• Enunciado: Formate como lista numerada as linhas que vão do início até a linha que contém "504, 666, 602]", incluindo essa última. Omita as linhas em branco.
★ ★ ★ ★ ★ ★ ★
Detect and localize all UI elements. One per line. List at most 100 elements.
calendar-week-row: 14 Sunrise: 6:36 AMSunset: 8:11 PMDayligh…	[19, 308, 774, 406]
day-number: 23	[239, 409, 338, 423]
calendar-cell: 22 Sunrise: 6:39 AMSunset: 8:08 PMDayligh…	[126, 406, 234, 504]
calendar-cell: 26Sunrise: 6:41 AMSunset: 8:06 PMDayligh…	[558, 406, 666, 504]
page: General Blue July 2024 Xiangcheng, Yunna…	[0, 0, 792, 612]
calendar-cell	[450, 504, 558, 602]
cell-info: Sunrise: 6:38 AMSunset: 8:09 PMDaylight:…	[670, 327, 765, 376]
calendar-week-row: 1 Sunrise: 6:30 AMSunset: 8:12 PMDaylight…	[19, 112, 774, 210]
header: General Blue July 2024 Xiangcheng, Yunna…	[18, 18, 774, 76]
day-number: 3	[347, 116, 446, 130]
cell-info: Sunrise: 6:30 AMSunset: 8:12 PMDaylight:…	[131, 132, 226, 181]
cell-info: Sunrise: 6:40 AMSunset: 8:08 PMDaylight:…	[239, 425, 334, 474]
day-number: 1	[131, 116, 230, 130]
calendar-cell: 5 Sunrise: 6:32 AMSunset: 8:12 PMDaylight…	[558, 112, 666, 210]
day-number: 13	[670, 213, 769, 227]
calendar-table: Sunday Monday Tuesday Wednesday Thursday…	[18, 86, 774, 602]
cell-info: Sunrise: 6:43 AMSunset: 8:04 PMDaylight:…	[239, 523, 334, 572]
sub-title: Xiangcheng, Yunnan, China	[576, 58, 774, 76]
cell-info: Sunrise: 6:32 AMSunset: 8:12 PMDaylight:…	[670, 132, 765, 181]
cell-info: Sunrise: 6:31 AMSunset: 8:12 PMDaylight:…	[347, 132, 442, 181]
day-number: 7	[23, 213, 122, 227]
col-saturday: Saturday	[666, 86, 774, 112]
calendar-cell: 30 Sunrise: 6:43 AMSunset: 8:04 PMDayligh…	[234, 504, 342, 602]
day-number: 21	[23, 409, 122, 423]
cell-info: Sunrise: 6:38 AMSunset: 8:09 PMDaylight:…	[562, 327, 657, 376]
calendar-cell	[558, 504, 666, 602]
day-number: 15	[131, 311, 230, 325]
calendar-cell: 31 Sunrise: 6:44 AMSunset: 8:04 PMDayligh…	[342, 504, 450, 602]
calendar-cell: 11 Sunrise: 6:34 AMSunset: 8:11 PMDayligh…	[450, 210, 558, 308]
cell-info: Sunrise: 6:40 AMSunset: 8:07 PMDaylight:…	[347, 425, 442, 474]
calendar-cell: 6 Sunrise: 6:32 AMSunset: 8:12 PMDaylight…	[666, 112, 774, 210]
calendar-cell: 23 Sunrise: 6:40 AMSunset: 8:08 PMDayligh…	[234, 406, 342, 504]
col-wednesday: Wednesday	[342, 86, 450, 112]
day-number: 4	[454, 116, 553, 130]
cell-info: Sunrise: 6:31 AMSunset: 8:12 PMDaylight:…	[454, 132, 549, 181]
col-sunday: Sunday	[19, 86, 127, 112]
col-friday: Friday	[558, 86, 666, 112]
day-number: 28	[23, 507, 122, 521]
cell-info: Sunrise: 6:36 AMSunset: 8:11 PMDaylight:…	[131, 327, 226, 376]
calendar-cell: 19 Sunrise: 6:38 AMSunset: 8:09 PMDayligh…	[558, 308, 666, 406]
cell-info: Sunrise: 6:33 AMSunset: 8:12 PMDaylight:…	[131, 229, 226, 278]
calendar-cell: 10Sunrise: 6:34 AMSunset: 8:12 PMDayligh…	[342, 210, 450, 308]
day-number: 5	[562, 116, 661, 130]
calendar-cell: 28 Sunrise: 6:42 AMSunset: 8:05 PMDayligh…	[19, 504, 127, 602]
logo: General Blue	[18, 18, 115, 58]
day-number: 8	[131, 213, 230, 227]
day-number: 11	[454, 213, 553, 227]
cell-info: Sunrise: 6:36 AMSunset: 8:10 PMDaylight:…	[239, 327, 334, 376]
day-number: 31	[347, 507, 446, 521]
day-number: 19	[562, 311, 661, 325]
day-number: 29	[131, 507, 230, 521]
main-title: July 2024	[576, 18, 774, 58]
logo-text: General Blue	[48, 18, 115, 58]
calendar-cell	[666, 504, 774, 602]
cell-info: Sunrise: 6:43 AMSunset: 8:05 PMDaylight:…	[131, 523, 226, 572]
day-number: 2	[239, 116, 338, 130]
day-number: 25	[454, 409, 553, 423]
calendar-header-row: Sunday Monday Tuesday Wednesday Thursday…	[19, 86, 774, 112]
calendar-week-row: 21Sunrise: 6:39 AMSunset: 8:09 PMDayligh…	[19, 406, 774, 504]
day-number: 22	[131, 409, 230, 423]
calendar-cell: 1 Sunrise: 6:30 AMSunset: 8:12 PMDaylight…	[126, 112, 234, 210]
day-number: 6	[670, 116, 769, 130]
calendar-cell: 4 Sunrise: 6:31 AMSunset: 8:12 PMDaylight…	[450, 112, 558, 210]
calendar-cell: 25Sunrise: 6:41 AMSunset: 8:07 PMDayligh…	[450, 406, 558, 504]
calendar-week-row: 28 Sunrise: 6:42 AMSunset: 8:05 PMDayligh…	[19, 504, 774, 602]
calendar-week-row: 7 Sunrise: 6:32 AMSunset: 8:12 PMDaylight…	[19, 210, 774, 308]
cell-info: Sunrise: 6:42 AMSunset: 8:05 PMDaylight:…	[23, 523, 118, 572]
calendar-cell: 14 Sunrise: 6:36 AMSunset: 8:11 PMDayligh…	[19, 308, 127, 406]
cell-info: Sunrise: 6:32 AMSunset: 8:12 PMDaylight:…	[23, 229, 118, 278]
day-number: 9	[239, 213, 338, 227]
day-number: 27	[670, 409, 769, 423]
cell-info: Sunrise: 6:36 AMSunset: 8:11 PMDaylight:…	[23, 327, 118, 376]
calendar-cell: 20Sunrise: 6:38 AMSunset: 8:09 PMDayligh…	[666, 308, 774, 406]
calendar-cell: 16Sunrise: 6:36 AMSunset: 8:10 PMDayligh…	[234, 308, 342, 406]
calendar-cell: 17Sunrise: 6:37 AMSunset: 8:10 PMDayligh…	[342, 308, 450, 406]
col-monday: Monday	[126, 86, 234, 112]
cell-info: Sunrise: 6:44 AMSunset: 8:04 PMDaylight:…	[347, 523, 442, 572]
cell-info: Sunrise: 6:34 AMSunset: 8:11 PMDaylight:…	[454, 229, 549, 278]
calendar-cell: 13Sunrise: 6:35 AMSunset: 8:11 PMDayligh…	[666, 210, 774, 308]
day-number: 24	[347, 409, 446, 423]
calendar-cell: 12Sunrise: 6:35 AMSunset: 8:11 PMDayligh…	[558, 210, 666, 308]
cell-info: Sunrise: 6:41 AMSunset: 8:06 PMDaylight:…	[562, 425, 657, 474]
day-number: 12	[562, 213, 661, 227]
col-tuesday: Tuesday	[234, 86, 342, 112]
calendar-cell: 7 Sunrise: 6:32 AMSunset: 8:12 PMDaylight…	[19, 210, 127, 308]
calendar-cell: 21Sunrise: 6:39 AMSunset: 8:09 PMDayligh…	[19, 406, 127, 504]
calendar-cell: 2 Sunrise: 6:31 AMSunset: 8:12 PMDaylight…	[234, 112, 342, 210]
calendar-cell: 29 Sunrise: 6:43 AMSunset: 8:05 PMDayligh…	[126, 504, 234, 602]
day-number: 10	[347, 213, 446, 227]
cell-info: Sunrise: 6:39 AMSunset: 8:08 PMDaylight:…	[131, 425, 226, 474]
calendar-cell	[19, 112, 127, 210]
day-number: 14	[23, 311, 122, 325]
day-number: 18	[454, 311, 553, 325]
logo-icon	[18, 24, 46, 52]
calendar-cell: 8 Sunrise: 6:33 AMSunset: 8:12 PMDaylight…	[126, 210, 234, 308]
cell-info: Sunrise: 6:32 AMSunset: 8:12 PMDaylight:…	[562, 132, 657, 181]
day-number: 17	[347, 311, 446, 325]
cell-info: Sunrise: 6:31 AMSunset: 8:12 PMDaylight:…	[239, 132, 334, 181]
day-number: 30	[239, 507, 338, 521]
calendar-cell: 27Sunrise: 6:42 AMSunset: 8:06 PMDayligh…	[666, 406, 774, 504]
★ ★ ★ ★ ★ ★ ★
• Resposta abaixo:
1. Detect and localize all UI elements. One per line. List at most 100 elements.
2. calendar-week-row: 14 Sunrise: 6:36 AMSunset: 8:11 PMDayligh…	[19, 308, 774, 406]
3. day-number: 23	[239, 409, 338, 423]
4. calendar-cell: 22 Sunrise: 6:39 AMSunset: 8:08 PMDayligh…	[126, 406, 234, 504]
5. calendar-cell: 26Sunrise: 6:41 AMSunset: 8:06 PMDayligh…	[558, 406, 666, 504]
6. page: General Blue July 2024 Xiangcheng, Yunna…	[0, 0, 792, 612]
7. calendar-cell	[450, 504, 558, 602]
8. cell-info: Sunrise: 6:38 AMSunset: 8:09 PMDaylight:…	[670, 327, 765, 376]
9. calendar-week-row: 1 Sunrise: 6:30 AMSunset: 8:12 PMDaylight…	[19, 112, 774, 210]
10. header: General Blue July 2024 Xiangcheng, Yunna…	[18, 18, 774, 76]
11. day-number: 3	[347, 116, 446, 130]
12. cell-info: Sunrise: 6:30 AMSunset: 8:12 PMDaylight:…	[131, 132, 226, 181]
13. cell-info: Sunrise: 6:40 AMSunset: 8:08 PMDaylight:…	[239, 425, 334, 474]
14. day-number: 1	[131, 116, 230, 130]
15. calendar-cell: 5 Sunrise: 6:32 AMSunset: 8:12 PMDaylight…	[558, 112, 666, 210]
16. day-number: 13	[670, 213, 769, 227]
17. calendar-table: Sunday Monday Tuesday Wednesday Thursday…	[18, 86, 774, 602]
18. cell-info: Sunrise: 6:43 AMSunset: 8:04 PMDaylight:…	[239, 523, 334, 572]
19. sub-title: Xiangcheng, Yunnan, China	[576, 58, 774, 76]
20. cell-info: Sunrise: 6:32 AMSunset: 8:12 PMDaylight:…	[670, 132, 765, 181]
21. cell-info: Sunrise: 6:31 AMSunset: 8:12 PMDaylight:…	[347, 132, 442, 181]
22. day-number: 7	[23, 213, 122, 227]
23. col-saturday: Saturday	[666, 86, 774, 112]
24. calendar-cell: 30 Sunrise: 6:43 AMSunset: 8:04 PMDayligh…	[234, 504, 342, 602]
25. day-number: 21	[23, 409, 122, 423]
26. cell-info: Sunrise: 6:38 AMSunset: 8:09 PMDaylight:…	[562, 327, 657, 376]
27. calendar-cell	[558, 504, 666, 602]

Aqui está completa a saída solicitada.